## What to work on
Output only the lines that run from the line holding "Transcribe the text in this document." to the end of the data below, including both ends, without any pictures.

## Records shown
+===+

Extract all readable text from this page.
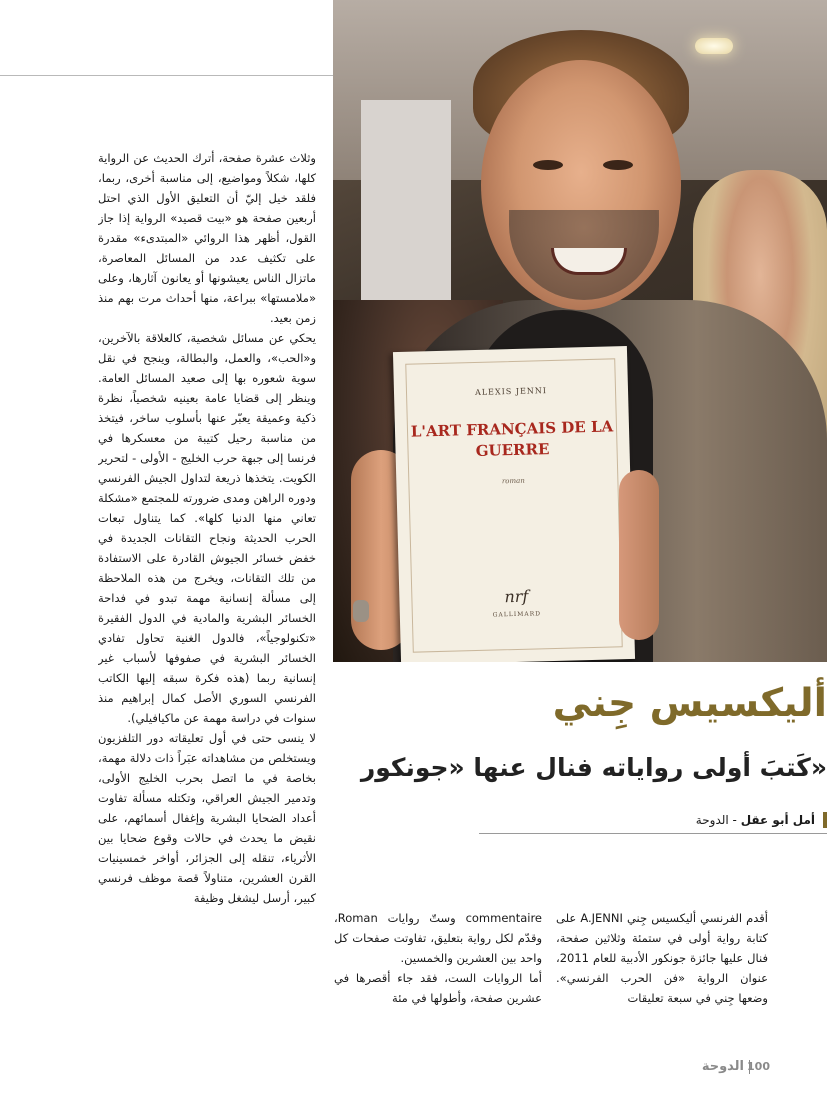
ALEXIS JENNI
L'ART FRANÇAIS DE LA GUERRE
roman
nrf
GALLIMARD
أليكسيس جِني
كَتبَ أولى رواياته فنال عنها «جونكور»
أمل أبو عقل - الدوحة

أقدم الفرنسي أليكسيس جِني A.JENNI على كتابة رواية أولى في ستمئة وثلاثين صفحة، فنال عليها جائزة جونكور الأدبية للعام 2011، عنوان الرواية «فن الحرب الفرنسي». وضعها جِني في سبعة تعليقات

commentaire وستّ روايات Roman، وقدّم لكل رواية بتعليق، تفاوتت صفحات كل واحد بين العشرين والخمسين.
أما الروايات الست، فقد جاء أقصرها في عشرين صفحة، وأطولها في مئة

وثلاث عشرة صفحة، أترك الحديث عن الرواية كلها، شكلاً ومواضيع، إلى مناسبة أخرى، ربما، فلقد خيل إليّ أن التعليق الأول الذي احتل أربعين صفحة هو «بيت قصيد» الرواية إذا جاز القول، أظهر هذا الروائي «المبتدىء» مقدرة على تكثيف عدد من المسائل المعاصرة، ماتزال الناس يعيشونها أو يعانون آثارها، وعلى «ملامستها» ببراعة، منها أحداث مرت بهم منذ زمن بعيد.

يحكي عن مسائل شخصية، كالعلاقة بالآخرين، و«الحب»، والعمل، والبطالة، وينجح في نقل سوية شعوره بها إلى صعيد المسائل العامة. وينظر إلى قضايا عامة بعينيه شخصياً، نظرة ذكية وعميقة يعبّر عنها بأسلوب ساخر، فيتخذ من مناسبة رحيل كتيبة من معسكرها في فرنسا إلى جبهة حرب الخليج - الأولى - لتحرير الكويت. يتخذها ذريعة لتداول الجيش الفرنسي ودوره الراهن ومدى ضرورته للمجتمع «مشكلة تعاني منها الدنيا كلها». كما يتناول تبعات الحرب الحديثة ونجاح التقانات الجديدة في خفض خسائر الجيوش القادرة على الاستفادة من تلك التقانات، ويخرج من هذه الملاحظة إلى مسألة إنسانية مهمة تبدو في فداحة الخسائر البشرية والمادية في الدول الفقيرة «تكنولوجياً»، فالدول الغنية تحاول تفادي الخسائر البشرية في صفوفها لأسباب غير إنسانية ربما (هذه فكرة سبقه إليها الكاتب الفرنسي السوري الأصل كمال إبراهيم منذ سنوات في دراسة مهمة عن ماكيافيلي).

لا ينسى حتى في أول تعليقاته دور التلفزيون ويستخلص من مشاهداته عبَراً ذات دلالة مهمة، بخاصة في ما اتصل بحرب الخليج الأولى، وتدمير الجيش العراقي، وتكتله مسألة تفاوت أعداد الضحايا البشرية وإغفال أسمائهم، على نقيض ما يحدث في حالات وقوع ضحايا بين الأثرياء، تنقله إلى الجزائر، أواخر خمسينيات القرن العشرين، متناولاً قصة موظف فرنسي كبير، أرسل ليشغل وظيفة

الدوحة 100
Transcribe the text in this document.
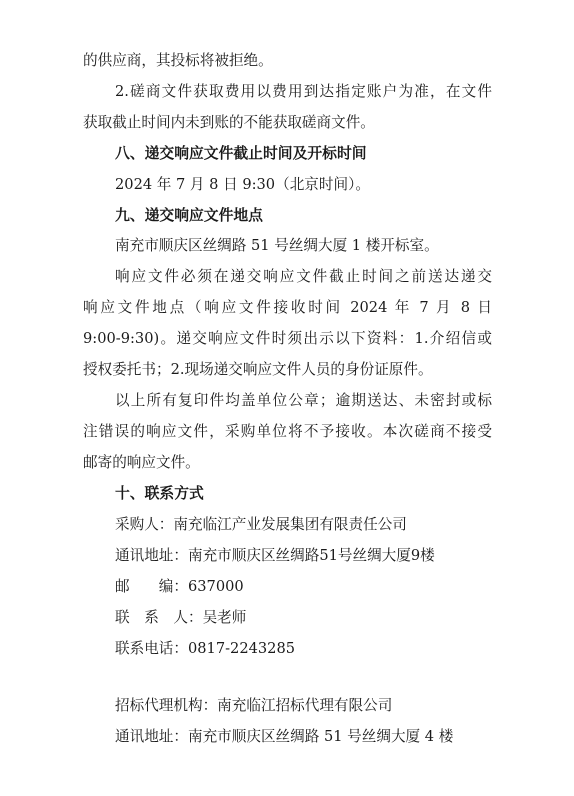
的供应商，其投标将被拒绝。
2.磋商文件获取费用以费用到达指定账户为准，在文件
获取截止时间内未到账的不能获取磋商文件。
八、递交响应文件截止时间及开标时间
2024 年 7 月 8 日 9:30（北京时间）。
九、递交响应文件地点
南充市顺庆区丝绸路 51 号丝绸大厦 1 楼开标室。
响应文件必须在递交响应文件截止时间之前送达递交
响应文件地点（响应文件接收时间 2024 年 7 月 8 日
9:00-9:30)。递交响应文件时须出示以下资料：1.介绍信或
授权委托书；2.现场递交响应文件人员的身份证原件。
以上所有复印件均盖单位公章；逾期送达、未密封或标
注错误的响应文件，采购单位将不予接收。本次磋商不接受
邮寄的响应文件。
十、联系方式
采购人：南充临江产业发展集团有限责任公司
通讯地址：南充市顺庆区丝绸路51号丝绸大厦9楼
邮　　编：637000
联　系　人：吴老师
联系电话：0817-2243285
招标代理机构：南充临江招标代理有限公司
通讯地址：南充市顺庆区丝绸路 51 号丝绸大厦 4 楼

+===+

## Solution to the exercise
Transcribe the text in this document.
的供应商，其投标将被拒绝。
2.磋商文件获取费用以费用到达指定账户为准，在文件
获取截止时间内未到账的不能获取磋商文件。
八、递交响应文件截止时间及开标时间
2024 年 7 月 8 日 9:30（北京时间）。
九、递交响应文件地点
南充市顺庆区丝绸路 51 号丝绸大厦 1 楼开标室。
响应文件必须在递交响应文件截止时间之前送达递交
响应文件地点（响应文件接收时间 2024 年 7 月 8 日
9:00-9:30)。递交响应文件时须出示以下资料：1.介绍信或
授权委托书；2.现场递交响应文件人员的身份证原件。
以上所有复印件均盖单位公章；逾期送达、未密封或标
注错误的响应文件，采购单位将不予接收。本次磋商不接受
邮寄的响应文件。
十、联系方式
采购人：南充临江产业发展集团有限责任公司
通讯地址：南充市顺庆区丝绸路51号丝绸大厦9楼
邮　　编：637000
联　系　人：吴老师
联系电话：0817-2243285
招标代理机构：南充临江招标代理有限公司
通讯地址：南充市顺庆区丝绸路 51 号丝绸大厦 4 楼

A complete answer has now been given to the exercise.